Compile every line that includes the word "this".

(Part of a data file)
********************

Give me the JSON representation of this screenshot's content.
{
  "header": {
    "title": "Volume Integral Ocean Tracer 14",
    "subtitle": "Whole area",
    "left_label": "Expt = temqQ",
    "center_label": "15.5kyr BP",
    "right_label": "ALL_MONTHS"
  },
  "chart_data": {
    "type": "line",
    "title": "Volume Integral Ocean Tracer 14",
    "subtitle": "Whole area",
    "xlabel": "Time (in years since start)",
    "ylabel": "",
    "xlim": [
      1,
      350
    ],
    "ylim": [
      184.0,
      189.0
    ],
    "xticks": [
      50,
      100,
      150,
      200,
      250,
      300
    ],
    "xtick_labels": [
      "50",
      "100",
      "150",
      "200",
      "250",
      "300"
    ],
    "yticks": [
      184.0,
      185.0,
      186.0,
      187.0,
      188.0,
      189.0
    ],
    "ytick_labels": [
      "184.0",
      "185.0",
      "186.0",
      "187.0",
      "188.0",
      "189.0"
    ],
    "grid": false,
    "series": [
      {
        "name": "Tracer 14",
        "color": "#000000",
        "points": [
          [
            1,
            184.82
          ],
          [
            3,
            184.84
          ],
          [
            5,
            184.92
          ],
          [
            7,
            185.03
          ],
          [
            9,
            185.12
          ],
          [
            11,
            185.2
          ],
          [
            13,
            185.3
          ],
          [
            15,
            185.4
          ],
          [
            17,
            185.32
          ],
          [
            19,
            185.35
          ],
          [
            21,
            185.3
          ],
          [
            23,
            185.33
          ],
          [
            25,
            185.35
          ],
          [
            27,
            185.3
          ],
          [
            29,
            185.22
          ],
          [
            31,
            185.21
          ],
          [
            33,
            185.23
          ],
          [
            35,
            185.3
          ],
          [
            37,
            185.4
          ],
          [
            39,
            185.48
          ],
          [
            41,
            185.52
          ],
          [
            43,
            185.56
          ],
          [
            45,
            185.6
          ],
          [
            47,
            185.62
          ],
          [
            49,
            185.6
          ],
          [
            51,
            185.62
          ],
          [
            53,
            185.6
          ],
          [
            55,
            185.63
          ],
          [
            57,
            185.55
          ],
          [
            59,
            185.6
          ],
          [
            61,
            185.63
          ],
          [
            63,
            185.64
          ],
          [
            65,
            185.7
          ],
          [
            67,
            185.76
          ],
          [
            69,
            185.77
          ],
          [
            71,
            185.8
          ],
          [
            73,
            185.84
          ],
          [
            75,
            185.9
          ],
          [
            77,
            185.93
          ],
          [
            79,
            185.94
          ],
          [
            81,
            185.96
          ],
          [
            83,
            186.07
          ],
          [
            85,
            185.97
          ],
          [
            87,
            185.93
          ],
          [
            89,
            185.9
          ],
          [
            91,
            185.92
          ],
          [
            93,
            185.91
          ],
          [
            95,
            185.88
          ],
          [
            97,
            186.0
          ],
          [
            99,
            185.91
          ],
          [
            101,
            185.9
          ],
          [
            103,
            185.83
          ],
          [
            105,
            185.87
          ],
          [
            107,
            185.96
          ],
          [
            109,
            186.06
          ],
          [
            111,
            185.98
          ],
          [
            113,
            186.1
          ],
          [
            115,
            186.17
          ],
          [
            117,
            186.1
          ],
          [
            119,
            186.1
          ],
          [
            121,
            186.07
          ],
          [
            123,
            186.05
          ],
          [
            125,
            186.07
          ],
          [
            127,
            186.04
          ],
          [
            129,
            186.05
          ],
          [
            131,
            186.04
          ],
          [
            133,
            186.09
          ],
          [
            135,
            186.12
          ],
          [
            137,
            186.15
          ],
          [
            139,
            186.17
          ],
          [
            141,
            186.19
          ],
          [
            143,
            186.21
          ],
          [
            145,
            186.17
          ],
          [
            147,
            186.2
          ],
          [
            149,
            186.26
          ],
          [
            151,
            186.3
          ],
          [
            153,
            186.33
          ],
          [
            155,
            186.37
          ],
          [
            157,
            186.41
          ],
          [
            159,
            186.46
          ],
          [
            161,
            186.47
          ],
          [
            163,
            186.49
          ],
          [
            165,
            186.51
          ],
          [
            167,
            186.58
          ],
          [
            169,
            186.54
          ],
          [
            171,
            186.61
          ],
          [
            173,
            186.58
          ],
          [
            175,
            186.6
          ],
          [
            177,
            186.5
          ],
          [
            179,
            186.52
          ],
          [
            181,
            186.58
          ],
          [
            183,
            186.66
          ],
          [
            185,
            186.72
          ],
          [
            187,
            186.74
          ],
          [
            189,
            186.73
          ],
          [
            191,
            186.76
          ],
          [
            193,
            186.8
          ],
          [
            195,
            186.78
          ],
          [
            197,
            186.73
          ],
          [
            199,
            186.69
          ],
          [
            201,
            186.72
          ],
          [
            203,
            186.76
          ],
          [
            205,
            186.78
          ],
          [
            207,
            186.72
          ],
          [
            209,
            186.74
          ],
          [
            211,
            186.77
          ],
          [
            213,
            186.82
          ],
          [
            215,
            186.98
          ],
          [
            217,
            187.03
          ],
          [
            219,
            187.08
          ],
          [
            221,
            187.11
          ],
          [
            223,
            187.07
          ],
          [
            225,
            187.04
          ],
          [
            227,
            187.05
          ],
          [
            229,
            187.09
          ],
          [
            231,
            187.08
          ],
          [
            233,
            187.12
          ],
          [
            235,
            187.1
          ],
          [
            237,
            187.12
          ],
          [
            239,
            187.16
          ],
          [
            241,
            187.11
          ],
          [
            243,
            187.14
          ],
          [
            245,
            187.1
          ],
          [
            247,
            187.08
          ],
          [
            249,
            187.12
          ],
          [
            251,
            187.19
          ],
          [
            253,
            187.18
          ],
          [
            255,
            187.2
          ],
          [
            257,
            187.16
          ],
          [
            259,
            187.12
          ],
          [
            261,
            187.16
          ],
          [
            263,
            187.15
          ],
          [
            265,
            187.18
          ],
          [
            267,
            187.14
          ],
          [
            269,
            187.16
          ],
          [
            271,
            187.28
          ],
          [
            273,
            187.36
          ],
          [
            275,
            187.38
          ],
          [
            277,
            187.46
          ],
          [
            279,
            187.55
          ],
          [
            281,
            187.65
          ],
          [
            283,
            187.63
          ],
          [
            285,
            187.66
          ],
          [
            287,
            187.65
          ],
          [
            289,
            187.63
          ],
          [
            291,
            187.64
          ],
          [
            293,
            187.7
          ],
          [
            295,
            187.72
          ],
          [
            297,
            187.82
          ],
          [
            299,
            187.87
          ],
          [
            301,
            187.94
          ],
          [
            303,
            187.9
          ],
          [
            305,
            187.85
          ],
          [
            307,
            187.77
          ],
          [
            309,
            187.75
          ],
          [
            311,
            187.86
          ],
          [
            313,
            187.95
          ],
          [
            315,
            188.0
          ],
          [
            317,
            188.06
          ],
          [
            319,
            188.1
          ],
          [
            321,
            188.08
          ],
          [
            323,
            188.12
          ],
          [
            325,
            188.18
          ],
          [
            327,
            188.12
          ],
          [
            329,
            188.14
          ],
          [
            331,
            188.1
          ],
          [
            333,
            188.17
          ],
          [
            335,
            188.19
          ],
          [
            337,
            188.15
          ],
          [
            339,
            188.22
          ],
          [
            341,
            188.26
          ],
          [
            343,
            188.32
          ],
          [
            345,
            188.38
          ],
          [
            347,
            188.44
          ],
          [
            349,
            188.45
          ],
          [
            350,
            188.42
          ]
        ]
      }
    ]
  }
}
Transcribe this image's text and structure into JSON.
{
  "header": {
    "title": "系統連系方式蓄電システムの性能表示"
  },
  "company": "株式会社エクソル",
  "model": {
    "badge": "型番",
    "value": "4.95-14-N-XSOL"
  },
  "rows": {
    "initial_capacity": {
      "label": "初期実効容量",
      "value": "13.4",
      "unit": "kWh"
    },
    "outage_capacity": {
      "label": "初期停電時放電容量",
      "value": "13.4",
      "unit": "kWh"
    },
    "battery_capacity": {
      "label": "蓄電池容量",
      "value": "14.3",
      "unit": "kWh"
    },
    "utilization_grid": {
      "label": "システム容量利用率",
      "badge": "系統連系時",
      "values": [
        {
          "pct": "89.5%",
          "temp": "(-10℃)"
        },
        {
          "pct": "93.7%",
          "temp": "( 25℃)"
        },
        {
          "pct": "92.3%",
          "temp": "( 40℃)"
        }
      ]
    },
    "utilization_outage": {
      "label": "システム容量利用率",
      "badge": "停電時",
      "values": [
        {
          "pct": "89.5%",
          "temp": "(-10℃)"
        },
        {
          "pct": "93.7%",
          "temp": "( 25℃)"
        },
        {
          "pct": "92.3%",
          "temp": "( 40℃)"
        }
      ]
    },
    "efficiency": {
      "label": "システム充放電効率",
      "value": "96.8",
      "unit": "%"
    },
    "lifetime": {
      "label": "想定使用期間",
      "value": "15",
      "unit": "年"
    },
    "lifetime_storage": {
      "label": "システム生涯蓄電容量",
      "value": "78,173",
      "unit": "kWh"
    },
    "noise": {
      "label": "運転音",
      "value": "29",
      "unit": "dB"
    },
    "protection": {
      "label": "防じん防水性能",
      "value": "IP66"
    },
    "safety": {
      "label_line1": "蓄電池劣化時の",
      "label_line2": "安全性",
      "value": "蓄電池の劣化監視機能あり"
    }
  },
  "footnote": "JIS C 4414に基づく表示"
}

********************

_Task output_.
Give me the JSON representation of this screenshot's content.
Transcribe this image's text and structure into JSON.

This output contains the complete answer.